Text ::
☆ ☆ ☆ ☆
Guide To Investing In Stock Market (Part II)

In: Investing| Stock Market

19 Feb 2008

I guess you read the first part of my Guide To Investing In Stock Market (Part 1). If you haven’t read that yet then I request you do so. Before investing in stock market I really recommend you to read the life of Warren Buffet (World’s Greatest Investor of all times).

Warren Buffett’s Secrets of Success

If you are an investor and don’t know who Warren Buffett is then Warren Edward Buffett (born August 30, 1930, Omaha, Nebraska) is an American investor, businessperson and philanthropist. He is the third richest person in the world according to Forbes Magazine with an estimated current net worth of around US$56.9 Billion. He known as the world’s greatest investor or “Oracle of Omaha”.

Here are a few quotes by Warren Buffett which I find interesting and makes sense. If you are an investor then it’s a must read.

Words of Wisdom from Warren Buffett

‘Never invest in a business you cannot understand.’

‘Always invest for the long term.’

‘Buy a business, don’t rent stocks.’

As Buffet said in the speech, “He’s not looking at quarterly earnings projections, he’s not looking at next year’s earnings, he’s not thinking about what day of the week it is, he doesn’t care what investment research from any place says, he’s not interested in price momentum, volume or anything. He’s simply asking: What is the business worth?”
☆ ☆ ☆ ☆
Extracted data records ::
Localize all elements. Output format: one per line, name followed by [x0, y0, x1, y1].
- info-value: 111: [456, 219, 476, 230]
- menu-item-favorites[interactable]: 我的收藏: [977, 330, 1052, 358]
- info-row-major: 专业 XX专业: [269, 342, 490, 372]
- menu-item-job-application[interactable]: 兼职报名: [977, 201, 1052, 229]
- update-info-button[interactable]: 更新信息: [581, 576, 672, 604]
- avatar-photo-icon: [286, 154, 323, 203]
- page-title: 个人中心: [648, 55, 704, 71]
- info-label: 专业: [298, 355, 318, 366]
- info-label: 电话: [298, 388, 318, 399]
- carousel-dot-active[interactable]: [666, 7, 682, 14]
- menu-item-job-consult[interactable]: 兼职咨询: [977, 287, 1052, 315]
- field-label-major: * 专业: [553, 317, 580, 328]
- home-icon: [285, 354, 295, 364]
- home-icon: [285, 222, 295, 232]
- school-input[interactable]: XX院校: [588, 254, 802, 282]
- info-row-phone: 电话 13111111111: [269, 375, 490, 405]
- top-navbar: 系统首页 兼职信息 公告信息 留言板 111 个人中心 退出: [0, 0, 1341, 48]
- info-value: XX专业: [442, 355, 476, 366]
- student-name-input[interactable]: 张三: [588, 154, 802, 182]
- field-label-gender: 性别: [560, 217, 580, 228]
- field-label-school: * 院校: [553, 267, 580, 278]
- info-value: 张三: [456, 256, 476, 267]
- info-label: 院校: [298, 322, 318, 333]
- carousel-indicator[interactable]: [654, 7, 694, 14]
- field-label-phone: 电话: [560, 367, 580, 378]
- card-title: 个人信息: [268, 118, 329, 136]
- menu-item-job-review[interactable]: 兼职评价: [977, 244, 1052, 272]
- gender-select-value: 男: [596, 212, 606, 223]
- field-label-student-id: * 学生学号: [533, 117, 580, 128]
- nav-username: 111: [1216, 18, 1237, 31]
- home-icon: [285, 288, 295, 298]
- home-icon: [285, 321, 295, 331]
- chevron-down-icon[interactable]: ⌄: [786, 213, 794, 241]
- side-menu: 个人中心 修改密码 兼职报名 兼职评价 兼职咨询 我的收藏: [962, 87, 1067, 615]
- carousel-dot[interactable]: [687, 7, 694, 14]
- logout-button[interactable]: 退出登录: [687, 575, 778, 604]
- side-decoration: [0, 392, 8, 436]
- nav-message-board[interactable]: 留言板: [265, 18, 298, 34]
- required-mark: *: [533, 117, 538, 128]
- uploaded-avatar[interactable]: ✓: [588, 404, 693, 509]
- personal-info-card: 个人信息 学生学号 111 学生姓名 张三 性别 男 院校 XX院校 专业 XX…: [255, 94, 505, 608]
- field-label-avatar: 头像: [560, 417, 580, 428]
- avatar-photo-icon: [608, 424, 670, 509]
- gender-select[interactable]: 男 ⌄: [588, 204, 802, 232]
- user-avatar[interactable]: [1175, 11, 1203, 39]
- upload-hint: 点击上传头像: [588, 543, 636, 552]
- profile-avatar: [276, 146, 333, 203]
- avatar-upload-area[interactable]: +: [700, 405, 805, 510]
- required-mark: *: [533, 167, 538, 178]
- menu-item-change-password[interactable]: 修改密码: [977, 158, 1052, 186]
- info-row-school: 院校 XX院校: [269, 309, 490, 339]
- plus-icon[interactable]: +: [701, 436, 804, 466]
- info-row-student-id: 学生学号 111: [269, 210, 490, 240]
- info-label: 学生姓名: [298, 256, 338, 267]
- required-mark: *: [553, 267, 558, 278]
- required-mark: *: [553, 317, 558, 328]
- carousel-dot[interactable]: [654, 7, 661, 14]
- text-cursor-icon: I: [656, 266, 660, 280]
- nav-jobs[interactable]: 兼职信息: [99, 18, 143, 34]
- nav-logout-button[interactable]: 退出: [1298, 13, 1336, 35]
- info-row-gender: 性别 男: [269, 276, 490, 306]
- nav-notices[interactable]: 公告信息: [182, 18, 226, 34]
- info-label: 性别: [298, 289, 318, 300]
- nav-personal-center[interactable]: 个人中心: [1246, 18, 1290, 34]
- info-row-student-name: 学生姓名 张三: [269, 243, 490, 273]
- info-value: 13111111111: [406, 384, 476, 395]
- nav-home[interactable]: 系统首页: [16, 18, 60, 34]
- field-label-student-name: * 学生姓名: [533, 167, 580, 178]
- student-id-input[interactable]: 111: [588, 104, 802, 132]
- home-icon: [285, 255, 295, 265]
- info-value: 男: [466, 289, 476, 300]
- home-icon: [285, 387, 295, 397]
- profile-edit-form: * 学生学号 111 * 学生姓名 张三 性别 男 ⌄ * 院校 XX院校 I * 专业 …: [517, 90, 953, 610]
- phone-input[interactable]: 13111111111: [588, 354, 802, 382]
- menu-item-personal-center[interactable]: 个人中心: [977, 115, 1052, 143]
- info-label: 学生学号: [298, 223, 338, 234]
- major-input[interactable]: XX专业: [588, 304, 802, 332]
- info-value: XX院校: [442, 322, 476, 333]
☆ ☆ ☆ ☆
Parts of the exercise ::
a) Answer these questions from the investing guide:
(i) In what city and state was Warren Buffett born?
(ii) What nickname is he known by?
(iii) Which quoted saying comes first under the heading on his words of wisdom?
b) Copy the investing guide word for word from "I guess you" to "of all times).".
These records have no connection to the investing guide.

Worked answers ::
a)
(i) Omaha, Nebraska
(ii) "Oracle of Omaha"
(iii) 'Never invest in a business you cannot understand.'

b)
I guess you read the first part of my Guide To Investing In Stock Market (Part 1). If you haven’t read that yet then I request you do so. Before investing in stock market I really recommend you to read the life of Warren Buffet (World’s Greatest Investor of all times).